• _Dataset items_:
☆ ☆ ☆ ☆ ☆

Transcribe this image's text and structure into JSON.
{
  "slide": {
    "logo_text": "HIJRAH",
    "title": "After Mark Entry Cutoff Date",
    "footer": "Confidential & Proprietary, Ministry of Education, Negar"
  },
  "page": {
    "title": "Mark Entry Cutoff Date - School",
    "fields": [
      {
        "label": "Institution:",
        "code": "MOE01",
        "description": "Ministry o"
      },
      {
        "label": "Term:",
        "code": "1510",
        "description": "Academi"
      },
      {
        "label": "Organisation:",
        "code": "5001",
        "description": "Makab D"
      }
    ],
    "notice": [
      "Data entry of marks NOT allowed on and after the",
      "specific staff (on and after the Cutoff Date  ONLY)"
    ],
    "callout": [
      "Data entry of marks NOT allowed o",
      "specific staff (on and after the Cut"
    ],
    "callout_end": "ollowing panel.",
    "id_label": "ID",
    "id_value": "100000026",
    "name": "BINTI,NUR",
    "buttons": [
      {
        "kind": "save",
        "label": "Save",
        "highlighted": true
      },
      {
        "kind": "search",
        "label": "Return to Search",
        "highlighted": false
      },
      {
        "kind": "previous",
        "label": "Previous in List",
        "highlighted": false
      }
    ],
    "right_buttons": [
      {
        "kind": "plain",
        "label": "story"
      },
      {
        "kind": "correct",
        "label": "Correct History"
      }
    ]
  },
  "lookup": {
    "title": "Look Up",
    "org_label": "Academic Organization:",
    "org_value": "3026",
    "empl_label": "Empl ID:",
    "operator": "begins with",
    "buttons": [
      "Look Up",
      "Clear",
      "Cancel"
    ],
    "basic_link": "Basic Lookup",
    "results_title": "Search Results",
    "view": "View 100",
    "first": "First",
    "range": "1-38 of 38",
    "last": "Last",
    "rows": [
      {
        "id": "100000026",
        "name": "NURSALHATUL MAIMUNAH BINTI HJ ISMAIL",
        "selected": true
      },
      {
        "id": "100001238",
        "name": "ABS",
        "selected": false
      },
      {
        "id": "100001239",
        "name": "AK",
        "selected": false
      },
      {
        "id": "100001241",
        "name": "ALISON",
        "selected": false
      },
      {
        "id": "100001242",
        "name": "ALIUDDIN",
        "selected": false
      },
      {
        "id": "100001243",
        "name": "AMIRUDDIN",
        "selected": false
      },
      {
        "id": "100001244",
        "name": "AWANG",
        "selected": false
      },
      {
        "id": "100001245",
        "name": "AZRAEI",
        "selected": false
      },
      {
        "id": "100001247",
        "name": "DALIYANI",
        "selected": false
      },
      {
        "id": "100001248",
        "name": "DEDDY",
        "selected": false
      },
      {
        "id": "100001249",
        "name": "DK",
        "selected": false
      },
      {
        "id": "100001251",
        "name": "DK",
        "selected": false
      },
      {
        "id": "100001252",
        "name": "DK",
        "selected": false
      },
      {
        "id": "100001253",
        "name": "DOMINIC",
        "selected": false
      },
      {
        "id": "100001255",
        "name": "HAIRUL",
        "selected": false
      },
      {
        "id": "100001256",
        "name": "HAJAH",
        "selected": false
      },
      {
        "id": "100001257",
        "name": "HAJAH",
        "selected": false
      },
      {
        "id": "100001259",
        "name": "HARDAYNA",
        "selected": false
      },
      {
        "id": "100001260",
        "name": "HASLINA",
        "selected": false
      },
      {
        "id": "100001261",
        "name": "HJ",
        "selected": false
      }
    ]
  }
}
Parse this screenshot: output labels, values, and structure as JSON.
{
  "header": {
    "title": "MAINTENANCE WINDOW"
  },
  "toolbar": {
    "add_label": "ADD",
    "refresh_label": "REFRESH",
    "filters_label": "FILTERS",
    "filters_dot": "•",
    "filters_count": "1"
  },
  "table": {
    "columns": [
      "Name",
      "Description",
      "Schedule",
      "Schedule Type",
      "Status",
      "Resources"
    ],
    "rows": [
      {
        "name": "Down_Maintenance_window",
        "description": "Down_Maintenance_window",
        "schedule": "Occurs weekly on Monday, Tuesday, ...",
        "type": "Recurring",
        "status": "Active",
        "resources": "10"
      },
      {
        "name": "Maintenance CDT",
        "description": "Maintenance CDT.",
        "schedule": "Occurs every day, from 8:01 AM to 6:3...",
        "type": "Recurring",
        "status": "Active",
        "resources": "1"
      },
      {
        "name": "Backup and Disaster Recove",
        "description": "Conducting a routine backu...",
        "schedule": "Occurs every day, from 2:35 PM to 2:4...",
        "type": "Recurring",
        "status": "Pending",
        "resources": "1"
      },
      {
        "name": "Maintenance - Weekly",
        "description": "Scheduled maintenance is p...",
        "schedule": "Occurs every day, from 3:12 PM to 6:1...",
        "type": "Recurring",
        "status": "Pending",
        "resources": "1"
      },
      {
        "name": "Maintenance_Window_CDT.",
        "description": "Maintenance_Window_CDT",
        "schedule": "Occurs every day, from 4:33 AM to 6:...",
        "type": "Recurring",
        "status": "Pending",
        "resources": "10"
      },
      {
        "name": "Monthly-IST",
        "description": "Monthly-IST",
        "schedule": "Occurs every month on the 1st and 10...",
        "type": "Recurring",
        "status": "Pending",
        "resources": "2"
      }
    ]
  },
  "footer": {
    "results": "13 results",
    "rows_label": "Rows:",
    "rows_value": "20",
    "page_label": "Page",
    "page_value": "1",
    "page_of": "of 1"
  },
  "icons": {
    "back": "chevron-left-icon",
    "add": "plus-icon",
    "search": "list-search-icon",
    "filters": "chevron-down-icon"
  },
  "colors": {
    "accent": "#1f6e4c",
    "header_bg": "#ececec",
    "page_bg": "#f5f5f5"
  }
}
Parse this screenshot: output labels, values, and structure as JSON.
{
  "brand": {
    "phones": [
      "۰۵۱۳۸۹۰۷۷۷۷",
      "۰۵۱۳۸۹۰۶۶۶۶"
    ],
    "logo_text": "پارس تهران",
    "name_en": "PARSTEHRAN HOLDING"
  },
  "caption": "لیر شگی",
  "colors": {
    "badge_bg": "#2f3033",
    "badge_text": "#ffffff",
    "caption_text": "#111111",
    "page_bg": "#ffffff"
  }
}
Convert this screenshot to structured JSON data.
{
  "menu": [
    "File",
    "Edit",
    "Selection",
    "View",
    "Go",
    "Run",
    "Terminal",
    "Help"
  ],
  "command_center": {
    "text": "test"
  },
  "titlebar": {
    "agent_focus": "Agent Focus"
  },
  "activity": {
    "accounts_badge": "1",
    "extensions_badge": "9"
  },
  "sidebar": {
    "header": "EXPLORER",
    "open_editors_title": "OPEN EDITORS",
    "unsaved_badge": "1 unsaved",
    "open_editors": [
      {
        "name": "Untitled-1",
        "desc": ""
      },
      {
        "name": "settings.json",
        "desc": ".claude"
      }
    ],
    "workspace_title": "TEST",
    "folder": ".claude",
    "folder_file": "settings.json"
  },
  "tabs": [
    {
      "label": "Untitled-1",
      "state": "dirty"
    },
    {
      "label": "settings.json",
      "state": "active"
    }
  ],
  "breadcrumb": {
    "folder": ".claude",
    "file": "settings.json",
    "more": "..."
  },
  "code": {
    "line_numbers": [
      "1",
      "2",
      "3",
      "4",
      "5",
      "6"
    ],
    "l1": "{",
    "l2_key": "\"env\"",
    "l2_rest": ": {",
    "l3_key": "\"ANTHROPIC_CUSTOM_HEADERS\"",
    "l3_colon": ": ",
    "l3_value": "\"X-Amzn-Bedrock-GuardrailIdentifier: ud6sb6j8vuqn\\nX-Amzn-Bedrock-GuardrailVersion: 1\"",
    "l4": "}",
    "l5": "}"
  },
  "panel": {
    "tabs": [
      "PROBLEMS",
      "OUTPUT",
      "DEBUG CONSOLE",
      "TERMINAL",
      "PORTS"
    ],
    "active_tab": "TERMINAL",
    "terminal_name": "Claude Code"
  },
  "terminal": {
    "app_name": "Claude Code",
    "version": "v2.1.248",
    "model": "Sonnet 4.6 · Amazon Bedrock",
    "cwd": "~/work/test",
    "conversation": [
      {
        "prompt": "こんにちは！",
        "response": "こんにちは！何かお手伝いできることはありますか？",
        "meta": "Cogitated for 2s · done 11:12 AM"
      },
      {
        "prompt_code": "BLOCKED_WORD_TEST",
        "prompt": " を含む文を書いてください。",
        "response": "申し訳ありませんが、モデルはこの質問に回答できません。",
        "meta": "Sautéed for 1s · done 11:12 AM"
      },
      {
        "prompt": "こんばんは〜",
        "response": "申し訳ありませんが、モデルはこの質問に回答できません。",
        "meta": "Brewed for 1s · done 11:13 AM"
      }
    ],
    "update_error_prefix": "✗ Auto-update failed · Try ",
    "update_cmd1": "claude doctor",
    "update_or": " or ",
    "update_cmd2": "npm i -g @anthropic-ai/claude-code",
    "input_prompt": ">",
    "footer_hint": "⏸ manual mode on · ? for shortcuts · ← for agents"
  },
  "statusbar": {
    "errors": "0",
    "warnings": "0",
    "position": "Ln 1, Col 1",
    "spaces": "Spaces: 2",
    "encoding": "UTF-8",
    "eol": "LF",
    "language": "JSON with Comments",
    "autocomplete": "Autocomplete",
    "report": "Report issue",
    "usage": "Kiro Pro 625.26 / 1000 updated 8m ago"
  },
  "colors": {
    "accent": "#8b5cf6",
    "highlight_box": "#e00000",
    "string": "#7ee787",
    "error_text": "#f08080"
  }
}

☆ ☆ ☆ ☆ ☆

• _Objective_:
Say the number of lines in the records above that include the string "Occurs", and no more.

• _Correct response_:
6